§ Provided passage
This is the problem with our intuitions about energy, we're so used to abundant, high energy density, relatively cheap energy that we can't even get our heads around not having it.

You quote me but miss the point where I say that this is fine so long as we have unlimited fossil fuels and there are no serious externalities with fossil fuel usage.

Both of these conditions are false, but even your reasoning here is assuming these are true.

If for some non-fossil fuel related reason we had to switch to primarily electrolysis hydrogen production, then yea, we'd be fine. We haven't even come close to really solving just replacing our current energy demands with entirely renewable energy (which, even assuming perfect battery solutions, also requires growing the overall output of our grid by a factor proportional to intermittent power needs), let alone additional energy requirements that start popping up all over the place once you start removing fossil fuels.

This has been a problem that has been well studied and understood for years, but because it leads to the scary conclusion that our current way of life is unsustainable it is brushed off.



This is not correct. I didn't miss your point; I was explaining why your point was wrong. Now I will do that again, even though you discourteously didn't answer the question in my comment: does that mean you agree with Robotbeat's calculations? The combination of apparently refusing to clarify your position with basing your arguments on easily checkable falsehoods, while accusing me of basing mine on "intuition", reduces my willingness to extend good faith to you. Please, do better.

§ Dataset section
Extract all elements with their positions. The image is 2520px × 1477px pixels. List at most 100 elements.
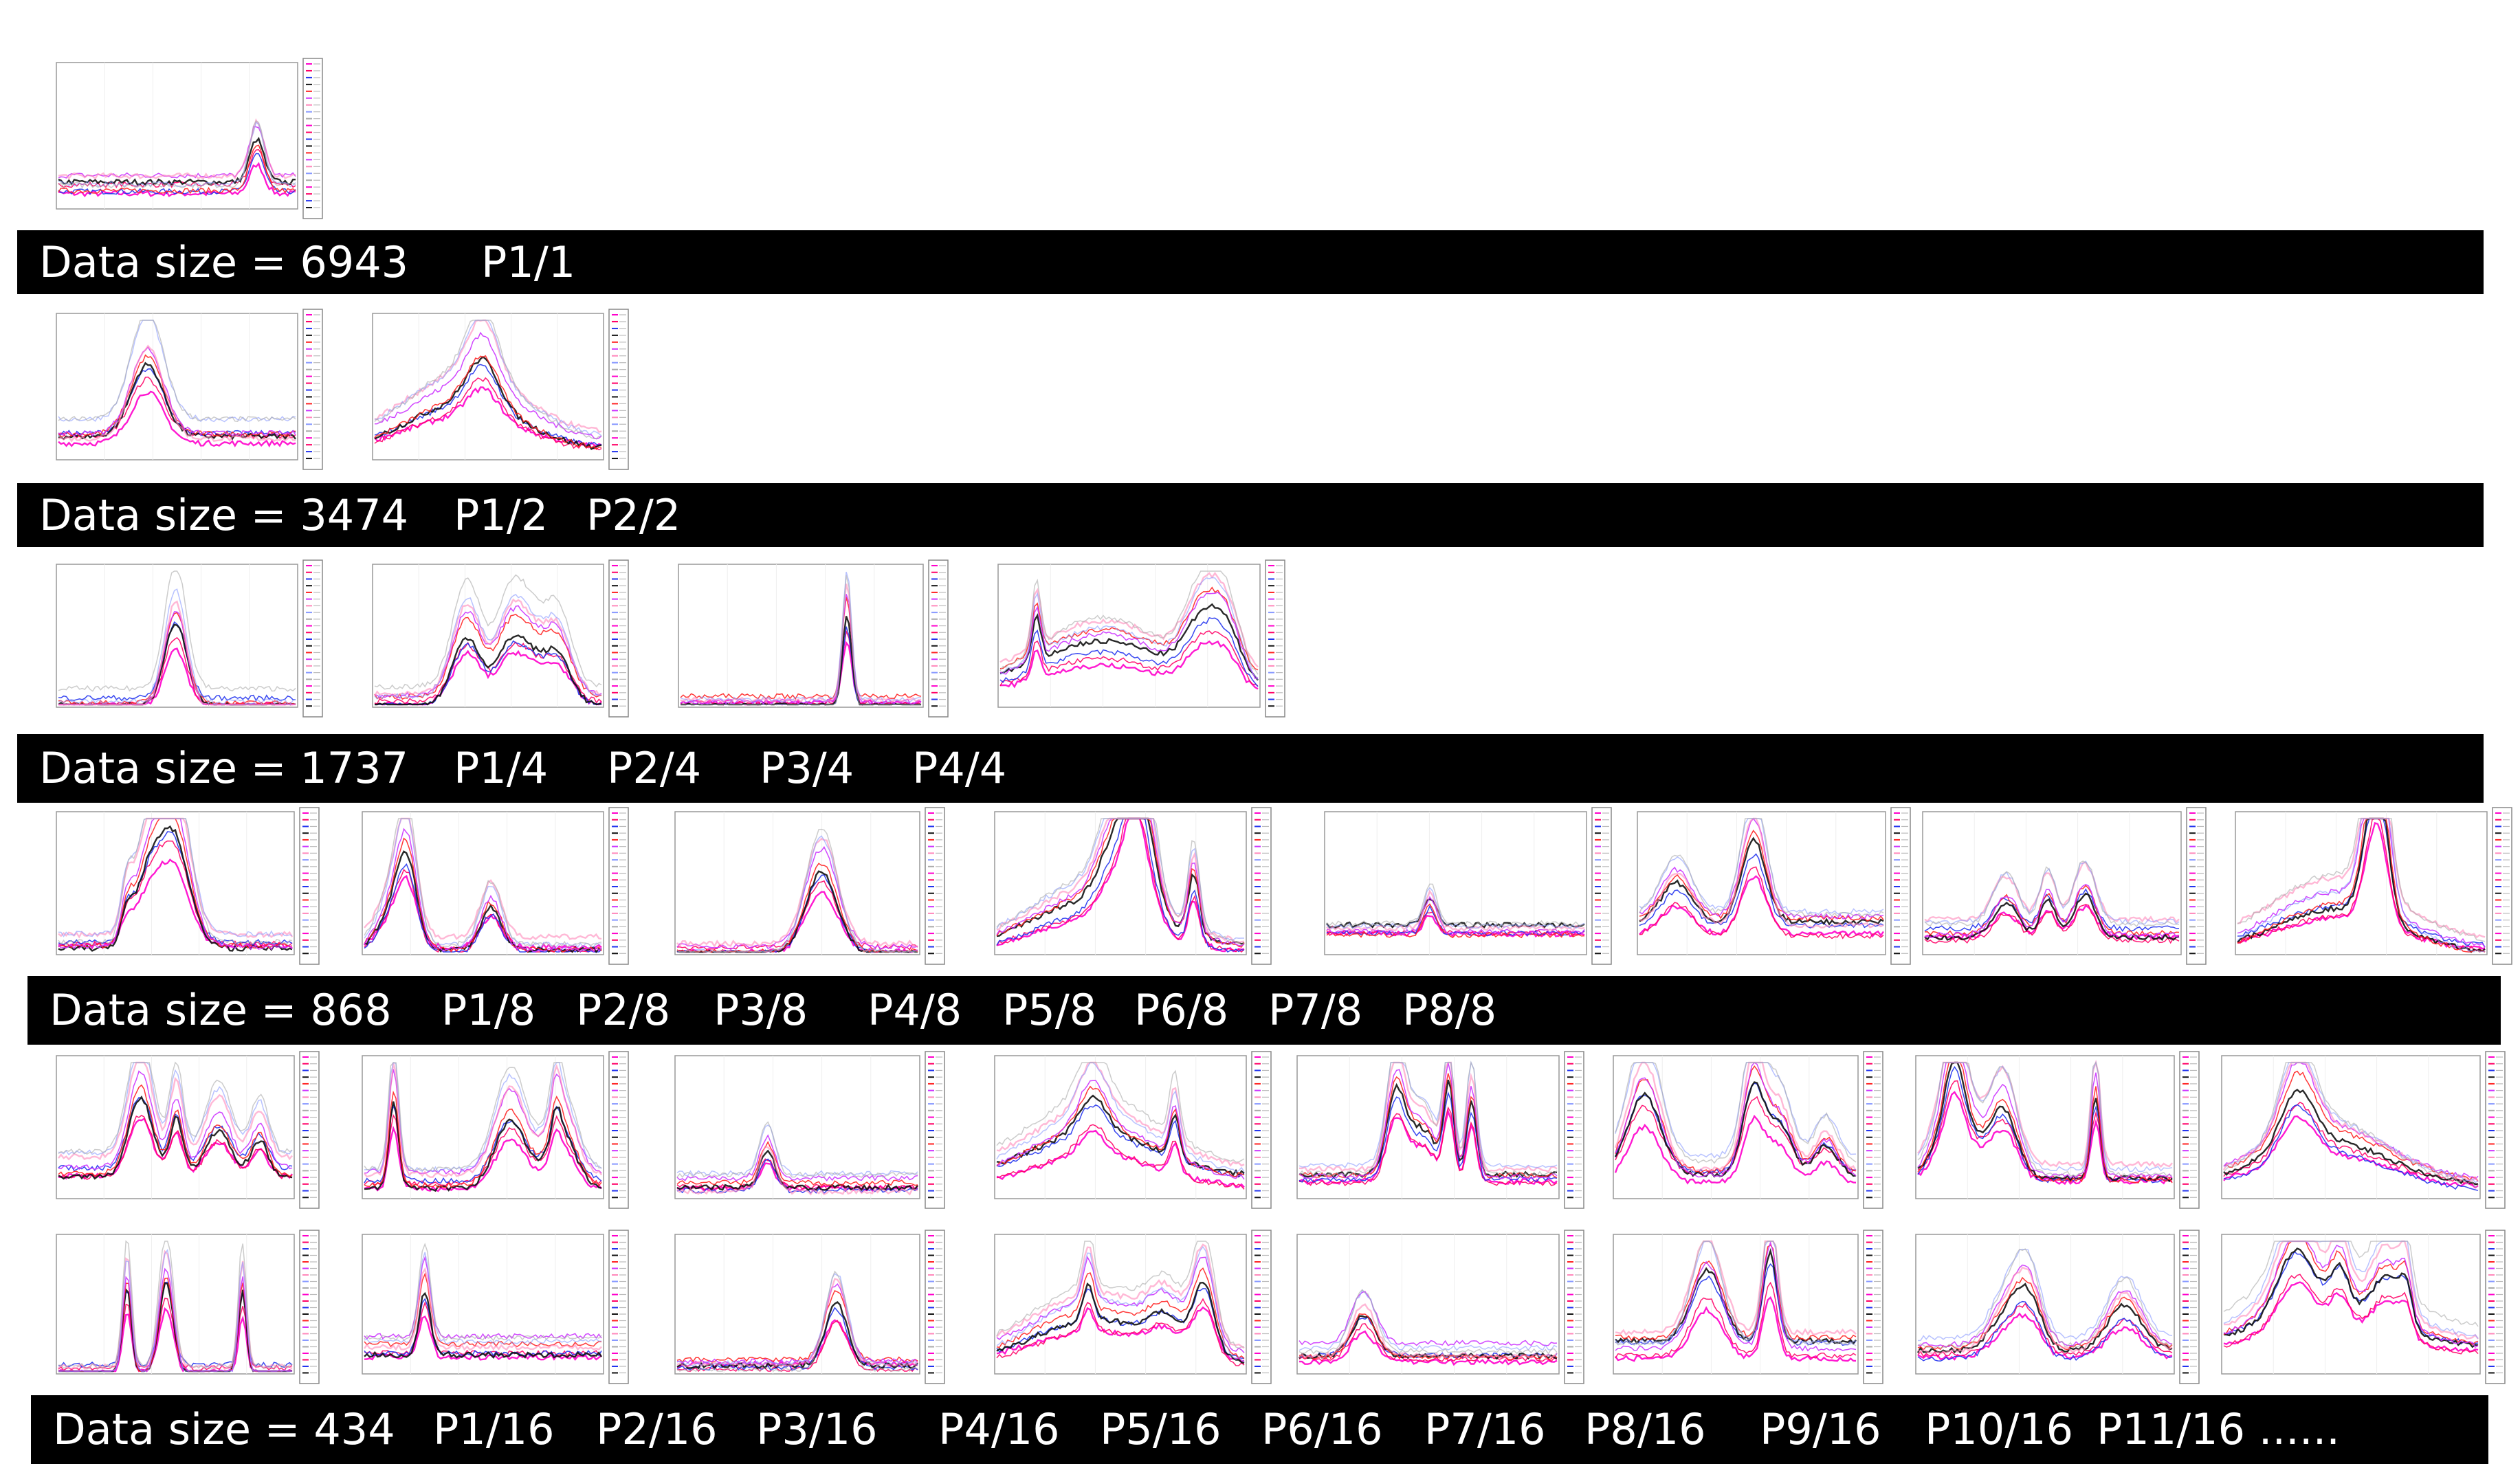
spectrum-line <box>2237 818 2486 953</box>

§ The exercise
Rewrite the energy discussion from "This is not" to "Please, do better.", putting "patience" in place of "good faith".

§ The reply
This is not correct. I didn't miss your point; I was explaining why your point was wrong. Now I will do that again, even though you discourteously didn't answer the question in my comment: does that mean you agree with Robotbeat's calculations? The combination of apparently refusing to clarify your position with basing your arguments on easily checkable falsehoods, while accusing me of basing mine on "intuition", reduces my willingness to extend patience to you. Please, do better.